» INPUT DATA
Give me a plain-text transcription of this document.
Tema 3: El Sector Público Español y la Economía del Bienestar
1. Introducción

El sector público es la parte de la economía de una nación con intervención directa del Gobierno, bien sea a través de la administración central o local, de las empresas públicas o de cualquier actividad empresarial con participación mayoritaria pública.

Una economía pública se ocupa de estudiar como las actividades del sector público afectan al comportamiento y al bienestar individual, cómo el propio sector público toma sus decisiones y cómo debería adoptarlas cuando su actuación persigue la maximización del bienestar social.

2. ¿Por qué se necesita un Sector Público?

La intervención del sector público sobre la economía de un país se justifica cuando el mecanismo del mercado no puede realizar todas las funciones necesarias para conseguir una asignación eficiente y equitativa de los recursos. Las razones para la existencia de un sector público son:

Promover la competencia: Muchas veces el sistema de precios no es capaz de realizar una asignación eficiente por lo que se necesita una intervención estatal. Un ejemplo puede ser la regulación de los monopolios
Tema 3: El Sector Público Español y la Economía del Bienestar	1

» TASK DETAILS
In the entries above, some lines may contain the string "necesita"; report how many, without additional comment.

» COMPLETED TASK
2